▶ **Problem description**:
Copy down all of the data underneath, exactly as shown.

——————————

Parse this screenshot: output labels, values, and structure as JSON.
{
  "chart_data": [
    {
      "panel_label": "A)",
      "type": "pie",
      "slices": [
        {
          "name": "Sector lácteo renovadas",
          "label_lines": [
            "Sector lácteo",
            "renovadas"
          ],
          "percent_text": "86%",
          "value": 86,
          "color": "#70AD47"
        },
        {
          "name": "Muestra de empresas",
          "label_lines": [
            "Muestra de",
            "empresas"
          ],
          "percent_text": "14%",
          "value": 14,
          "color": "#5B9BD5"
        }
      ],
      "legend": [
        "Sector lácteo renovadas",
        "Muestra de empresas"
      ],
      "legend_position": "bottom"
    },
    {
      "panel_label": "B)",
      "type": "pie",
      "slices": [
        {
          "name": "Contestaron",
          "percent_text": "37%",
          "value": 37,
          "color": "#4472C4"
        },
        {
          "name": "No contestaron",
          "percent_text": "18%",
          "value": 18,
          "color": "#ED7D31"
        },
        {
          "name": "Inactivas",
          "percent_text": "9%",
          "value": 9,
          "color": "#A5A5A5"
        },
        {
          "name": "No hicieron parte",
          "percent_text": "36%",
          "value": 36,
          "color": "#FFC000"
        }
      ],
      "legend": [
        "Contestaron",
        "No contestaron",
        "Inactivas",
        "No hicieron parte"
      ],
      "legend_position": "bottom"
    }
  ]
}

——————————

▶ **Complete answer**:
Parse this screenshot: output labels, values, and structure as JSON.
{
  "chart_data": [
    {
      "panel_label": "A)",
      "type": "pie",
      "slices": [
        {
          "name": "Sector lácteo renovadas",
          "label_lines": [
            "Sector lácteo",
            "renovadas"
          ],
          "percent_text": "86%",
          "value": 86,
          "color": "#70AD47"
        },
        {
          "name": "Muestra de empresas",
          "label_lines": [
            "Muestra de",
            "empresas"
          ],
          "percent_text": "14%",
          "value": 14,
          "color": "#5B9BD5"
        }
      ],
      "legend": [
        "Sector lácteo renovadas",
        "Muestra de empresas"
      ],
      "legend_position": "bottom"
    },
    {
      "panel_label": "B)",
      "type": "pie",
      "slices": [
        {
          "name": "Contestaron",
          "percent_text": "37%",
          "value": 37,
          "color": "#4472C4"
        },
        {
          "name": "No contestaron",
          "percent_text": "18%",
          "value": 18,
          "color": "#ED7D31"
        },
        {
          "name": "Inactivas",
          "percent_text": "9%",
          "value": 9,
          "color": "#A5A5A5"
        },
        {
          "name": "No hicieron parte",
          "percent_text": "36%",
          "value": 36,
          "color": "#FFC000"
        }
      ],
      "legend": [
        "Contestaron",
        "No contestaron",
        "Inactivas",
        "No hicieron parte"
      ],
      "legend_position": "bottom"
    }
  ]
}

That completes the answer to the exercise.